--- Given information ---
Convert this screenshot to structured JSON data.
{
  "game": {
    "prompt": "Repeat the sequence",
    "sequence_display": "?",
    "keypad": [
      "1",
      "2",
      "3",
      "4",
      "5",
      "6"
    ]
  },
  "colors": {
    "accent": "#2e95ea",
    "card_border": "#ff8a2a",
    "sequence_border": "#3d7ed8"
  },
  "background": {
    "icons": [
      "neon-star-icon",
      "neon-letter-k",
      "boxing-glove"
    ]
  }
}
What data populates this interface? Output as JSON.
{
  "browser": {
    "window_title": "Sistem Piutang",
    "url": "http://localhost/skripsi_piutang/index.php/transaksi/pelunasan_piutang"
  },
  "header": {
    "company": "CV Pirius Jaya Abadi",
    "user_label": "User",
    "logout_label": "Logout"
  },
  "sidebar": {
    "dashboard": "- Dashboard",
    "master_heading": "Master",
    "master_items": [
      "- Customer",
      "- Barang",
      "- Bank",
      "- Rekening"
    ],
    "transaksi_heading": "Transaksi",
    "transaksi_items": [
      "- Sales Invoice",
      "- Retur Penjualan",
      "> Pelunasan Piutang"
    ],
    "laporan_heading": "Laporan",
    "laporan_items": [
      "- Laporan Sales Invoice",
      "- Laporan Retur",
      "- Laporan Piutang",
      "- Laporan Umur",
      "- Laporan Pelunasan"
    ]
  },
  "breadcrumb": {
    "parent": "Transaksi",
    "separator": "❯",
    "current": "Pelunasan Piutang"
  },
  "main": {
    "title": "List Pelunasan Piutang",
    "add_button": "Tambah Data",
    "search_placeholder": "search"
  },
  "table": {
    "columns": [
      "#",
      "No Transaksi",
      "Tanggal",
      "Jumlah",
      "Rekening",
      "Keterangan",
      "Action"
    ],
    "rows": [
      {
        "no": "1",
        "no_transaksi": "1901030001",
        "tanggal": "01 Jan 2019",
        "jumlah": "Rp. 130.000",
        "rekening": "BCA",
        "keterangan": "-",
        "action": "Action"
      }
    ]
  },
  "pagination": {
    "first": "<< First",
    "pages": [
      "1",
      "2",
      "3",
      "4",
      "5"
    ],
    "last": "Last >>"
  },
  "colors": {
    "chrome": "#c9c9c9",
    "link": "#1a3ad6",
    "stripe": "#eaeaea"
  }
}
---
Gather all lines where the word "Invoice" appears.

      "- Sales Invoice",
      "- Laporan Sales Invoice",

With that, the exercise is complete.